Dataset excerpt

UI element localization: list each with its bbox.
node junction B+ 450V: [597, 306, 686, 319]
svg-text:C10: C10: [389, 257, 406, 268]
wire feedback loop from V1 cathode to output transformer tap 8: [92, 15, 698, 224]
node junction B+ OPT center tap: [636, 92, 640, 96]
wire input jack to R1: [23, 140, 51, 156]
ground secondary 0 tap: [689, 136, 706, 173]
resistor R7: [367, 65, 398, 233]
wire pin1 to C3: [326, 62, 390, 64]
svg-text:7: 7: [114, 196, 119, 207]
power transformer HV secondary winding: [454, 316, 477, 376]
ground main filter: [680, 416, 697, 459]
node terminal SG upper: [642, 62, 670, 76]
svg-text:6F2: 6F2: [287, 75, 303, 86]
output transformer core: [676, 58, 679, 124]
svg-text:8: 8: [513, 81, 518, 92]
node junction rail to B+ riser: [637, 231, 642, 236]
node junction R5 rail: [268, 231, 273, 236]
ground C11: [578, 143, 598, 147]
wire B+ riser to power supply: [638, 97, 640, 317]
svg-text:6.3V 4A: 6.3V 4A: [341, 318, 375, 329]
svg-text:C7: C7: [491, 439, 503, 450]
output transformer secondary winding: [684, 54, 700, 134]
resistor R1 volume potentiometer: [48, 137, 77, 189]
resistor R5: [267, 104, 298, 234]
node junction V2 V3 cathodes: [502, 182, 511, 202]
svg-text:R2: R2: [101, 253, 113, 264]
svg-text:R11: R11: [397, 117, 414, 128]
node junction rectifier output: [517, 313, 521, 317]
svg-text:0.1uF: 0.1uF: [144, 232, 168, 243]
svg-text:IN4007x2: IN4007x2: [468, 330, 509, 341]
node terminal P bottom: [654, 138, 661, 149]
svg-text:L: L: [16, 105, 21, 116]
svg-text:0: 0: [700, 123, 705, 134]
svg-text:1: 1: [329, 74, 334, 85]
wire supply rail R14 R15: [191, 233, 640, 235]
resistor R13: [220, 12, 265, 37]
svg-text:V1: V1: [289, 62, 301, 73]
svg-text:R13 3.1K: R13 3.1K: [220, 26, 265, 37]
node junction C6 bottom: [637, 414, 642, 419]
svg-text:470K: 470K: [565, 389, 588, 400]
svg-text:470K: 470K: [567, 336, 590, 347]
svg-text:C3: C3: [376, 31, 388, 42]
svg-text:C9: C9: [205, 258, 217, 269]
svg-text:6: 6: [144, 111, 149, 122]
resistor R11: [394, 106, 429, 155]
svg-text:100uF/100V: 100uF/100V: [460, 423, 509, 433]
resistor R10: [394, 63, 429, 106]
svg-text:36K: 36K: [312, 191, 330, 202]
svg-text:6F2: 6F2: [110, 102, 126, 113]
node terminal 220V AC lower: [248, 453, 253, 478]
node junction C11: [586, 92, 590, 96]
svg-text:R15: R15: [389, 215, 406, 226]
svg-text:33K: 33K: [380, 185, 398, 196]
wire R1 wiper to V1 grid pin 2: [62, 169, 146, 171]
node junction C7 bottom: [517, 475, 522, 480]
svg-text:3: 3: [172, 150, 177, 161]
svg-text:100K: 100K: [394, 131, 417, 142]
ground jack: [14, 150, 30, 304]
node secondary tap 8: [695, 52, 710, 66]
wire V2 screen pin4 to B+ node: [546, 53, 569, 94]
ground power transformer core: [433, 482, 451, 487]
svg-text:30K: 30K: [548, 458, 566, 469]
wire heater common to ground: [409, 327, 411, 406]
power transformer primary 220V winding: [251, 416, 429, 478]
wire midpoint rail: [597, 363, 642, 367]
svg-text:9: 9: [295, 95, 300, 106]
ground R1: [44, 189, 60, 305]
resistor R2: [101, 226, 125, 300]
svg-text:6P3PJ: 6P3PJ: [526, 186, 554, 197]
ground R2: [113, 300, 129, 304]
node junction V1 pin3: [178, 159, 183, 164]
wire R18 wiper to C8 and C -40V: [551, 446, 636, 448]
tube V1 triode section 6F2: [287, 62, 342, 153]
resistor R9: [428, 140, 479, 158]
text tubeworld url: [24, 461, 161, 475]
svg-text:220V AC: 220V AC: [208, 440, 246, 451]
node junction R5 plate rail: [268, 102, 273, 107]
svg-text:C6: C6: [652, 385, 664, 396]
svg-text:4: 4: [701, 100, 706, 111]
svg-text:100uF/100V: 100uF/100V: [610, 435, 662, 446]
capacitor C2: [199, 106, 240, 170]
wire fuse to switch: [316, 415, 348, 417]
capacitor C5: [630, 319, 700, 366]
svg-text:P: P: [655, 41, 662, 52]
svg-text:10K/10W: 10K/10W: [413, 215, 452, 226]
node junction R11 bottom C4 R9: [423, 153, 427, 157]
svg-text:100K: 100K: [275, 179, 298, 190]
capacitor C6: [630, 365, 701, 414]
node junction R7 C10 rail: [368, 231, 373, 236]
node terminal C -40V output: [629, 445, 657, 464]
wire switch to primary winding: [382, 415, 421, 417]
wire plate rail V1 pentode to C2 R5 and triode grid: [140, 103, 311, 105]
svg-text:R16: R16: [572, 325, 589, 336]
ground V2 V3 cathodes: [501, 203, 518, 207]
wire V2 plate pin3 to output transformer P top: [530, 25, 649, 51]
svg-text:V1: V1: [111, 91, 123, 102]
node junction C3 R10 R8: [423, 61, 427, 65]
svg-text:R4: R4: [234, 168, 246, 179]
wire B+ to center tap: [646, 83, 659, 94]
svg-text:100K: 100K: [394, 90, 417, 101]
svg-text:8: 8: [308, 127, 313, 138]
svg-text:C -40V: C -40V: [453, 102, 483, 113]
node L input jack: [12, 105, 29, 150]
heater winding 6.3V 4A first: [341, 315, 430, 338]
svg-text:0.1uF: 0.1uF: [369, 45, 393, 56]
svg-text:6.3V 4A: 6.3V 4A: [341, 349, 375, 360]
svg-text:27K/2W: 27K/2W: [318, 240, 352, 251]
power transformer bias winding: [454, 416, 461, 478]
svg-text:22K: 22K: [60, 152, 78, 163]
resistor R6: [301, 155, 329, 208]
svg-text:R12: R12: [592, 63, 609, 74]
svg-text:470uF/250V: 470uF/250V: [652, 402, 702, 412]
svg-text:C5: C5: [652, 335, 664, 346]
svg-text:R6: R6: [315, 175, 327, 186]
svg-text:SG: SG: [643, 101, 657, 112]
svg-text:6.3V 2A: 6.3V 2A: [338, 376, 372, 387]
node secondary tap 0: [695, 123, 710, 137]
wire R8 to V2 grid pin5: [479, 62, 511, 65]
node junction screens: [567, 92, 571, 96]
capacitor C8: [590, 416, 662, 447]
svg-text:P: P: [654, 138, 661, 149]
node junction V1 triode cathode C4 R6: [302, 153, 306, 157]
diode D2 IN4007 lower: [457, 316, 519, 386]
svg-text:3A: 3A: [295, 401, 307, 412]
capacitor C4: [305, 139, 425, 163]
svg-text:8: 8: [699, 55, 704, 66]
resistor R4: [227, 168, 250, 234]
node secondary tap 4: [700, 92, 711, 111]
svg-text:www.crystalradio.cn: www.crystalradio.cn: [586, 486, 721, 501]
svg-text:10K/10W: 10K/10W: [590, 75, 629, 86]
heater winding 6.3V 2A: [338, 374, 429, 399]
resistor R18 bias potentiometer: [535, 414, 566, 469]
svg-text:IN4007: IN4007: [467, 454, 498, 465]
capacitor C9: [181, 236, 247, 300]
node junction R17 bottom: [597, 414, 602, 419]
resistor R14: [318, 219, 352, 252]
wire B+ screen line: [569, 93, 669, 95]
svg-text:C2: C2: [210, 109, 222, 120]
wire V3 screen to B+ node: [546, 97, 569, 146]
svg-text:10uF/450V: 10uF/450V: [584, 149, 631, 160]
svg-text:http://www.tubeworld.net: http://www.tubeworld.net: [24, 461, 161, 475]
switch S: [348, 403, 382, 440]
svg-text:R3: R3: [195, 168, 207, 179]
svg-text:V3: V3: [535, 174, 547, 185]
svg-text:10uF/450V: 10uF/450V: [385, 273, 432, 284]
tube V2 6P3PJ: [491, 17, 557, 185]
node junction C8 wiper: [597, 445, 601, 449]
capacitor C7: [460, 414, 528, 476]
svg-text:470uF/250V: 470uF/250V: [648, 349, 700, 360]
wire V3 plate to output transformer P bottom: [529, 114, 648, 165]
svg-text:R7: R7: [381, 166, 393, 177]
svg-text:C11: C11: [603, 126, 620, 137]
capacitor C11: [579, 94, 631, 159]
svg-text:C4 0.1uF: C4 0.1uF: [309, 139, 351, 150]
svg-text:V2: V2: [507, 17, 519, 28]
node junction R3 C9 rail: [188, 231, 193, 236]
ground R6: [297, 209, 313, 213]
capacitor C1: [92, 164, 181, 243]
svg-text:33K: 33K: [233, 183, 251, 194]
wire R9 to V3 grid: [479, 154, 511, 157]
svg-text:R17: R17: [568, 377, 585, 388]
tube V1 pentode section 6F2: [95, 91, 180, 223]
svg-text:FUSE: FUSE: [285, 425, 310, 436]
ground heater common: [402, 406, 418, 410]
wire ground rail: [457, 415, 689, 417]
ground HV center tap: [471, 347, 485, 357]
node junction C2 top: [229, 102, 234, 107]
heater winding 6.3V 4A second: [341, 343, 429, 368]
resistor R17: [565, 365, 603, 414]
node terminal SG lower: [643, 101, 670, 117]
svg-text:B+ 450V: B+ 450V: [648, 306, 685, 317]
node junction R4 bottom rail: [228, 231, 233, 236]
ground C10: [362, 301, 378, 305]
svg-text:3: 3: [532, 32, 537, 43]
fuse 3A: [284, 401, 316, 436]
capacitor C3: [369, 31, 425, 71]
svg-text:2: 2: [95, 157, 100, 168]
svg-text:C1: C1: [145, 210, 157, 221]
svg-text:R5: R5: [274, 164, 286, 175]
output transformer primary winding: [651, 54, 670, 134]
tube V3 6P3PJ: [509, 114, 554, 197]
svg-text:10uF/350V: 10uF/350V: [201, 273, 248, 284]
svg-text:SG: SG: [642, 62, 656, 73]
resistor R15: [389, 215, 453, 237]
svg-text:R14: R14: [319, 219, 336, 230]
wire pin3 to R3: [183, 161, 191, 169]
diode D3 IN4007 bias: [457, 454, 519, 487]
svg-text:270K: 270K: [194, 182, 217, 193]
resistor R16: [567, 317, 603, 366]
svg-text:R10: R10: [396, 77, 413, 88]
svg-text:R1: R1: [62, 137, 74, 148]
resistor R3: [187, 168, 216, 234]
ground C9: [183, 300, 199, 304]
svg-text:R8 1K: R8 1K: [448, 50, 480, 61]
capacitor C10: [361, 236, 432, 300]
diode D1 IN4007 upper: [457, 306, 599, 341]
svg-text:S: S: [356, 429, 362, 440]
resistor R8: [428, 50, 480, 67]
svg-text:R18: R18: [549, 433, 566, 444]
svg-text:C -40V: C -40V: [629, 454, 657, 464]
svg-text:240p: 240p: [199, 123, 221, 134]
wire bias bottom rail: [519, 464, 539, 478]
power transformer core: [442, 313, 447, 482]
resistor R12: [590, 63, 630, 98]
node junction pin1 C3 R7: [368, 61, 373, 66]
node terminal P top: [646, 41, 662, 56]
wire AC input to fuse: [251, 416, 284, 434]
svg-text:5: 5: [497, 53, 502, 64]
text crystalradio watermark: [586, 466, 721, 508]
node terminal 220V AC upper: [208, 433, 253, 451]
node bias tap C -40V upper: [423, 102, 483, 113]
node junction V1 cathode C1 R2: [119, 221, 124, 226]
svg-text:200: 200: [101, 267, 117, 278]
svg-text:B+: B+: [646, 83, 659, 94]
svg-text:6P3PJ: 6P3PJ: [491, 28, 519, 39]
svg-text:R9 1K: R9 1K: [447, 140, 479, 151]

Task description: Print the lines of the listing exactly as they appear, from its first line up to and including the line that contains "node junction C11: [586, 92, 590, 96]".

Task response:
UI element localization: list each with its bbox.
node junction B+ 450V: [597, 306, 686, 319]
svg-text:C10: C10: [389, 257, 406, 268]
wire feedback loop from V1 cathode to output transformer tap 8: [92, 15, 698, 224]
node junction B+ OPT center tap: [636, 92, 640, 96]
wire input jack to R1: [23, 140, 51, 156]
ground secondary 0 tap: [689, 136, 706, 173]
resistor R7: [367, 65, 398, 233]
wire pin1 to C3: [326, 62, 390, 64]
svg-text:7: 7: [114, 196, 119, 207]
power transformer HV secondary winding: [454, 316, 477, 376]
ground main filter: [680, 416, 697, 459]
node terminal SG upper: [642, 62, 670, 76]
svg-text:6F2: 6F2: [287, 75, 303, 86]
output transformer core: [676, 58, 679, 124]
svg-text:8: 8: [513, 81, 518, 92]
node junction rail to B+ riser: [637, 231, 642, 236]
node junction R5 rail: [268, 231, 273, 236]
ground C11: [578, 143, 598, 147]
wire B+ riser to power supply: [638, 97, 640, 317]
svg-text:6.3V 4A: 6.3V 4A: [341, 318, 375, 329]
svg-text:C7: C7: [491, 439, 503, 450]
output transformer secondary winding: [684, 54, 700, 134]
resistor R1 volume potentiometer: [48, 137, 77, 189]
resistor R5: [267, 104, 298, 234]
node junction V2 V3 cathodes: [502, 182, 511, 202]
svg-text:R2: R2: [101, 253, 113, 264]
svg-text:R11: R11: [397, 117, 414, 128]
node junction rectifier output: [517, 313, 521, 317]
svg-text:0.1uF: 0.1uF: [144, 232, 168, 243]
svg-text:IN4007x2: IN4007x2: [468, 330, 509, 341]
node terminal P bottom: [654, 138, 661, 149]
svg-text:L: L: [16, 105, 21, 116]
svg-text:0: 0: [700, 123, 705, 134]
svg-text:1: 1: [329, 74, 334, 85]
wire supply rail R14 R15: [191, 233, 640, 235]
resistor R13: [220, 12, 265, 37]
svg-text:V1: V1: [289, 62, 301, 73]
svg-text:R13 3.1K: R13 3.1K: [220, 26, 265, 37]
node junction C6 bottom: [637, 414, 642, 419]
svg-text:470K: 470K: [565, 389, 588, 400]
svg-text:470K: 470K: [567, 336, 590, 347]
svg-text:C3: C3: [376, 31, 388, 42]
svg-text:C9: C9: [205, 258, 217, 269]
svg-text:6: 6: [144, 111, 149, 122]
resistor R11: [394, 106, 429, 155]
svg-text:100uF/100V: 100uF/100V: [460, 423, 509, 433]
resistor R10: [394, 63, 429, 106]
svg-text:36K: 36K: [312, 191, 330, 202]
svg-text:6F2: 6F2: [110, 102, 126, 113]
node terminal 220V AC lower: [248, 453, 253, 478]
node junction C11: [586, 92, 590, 96]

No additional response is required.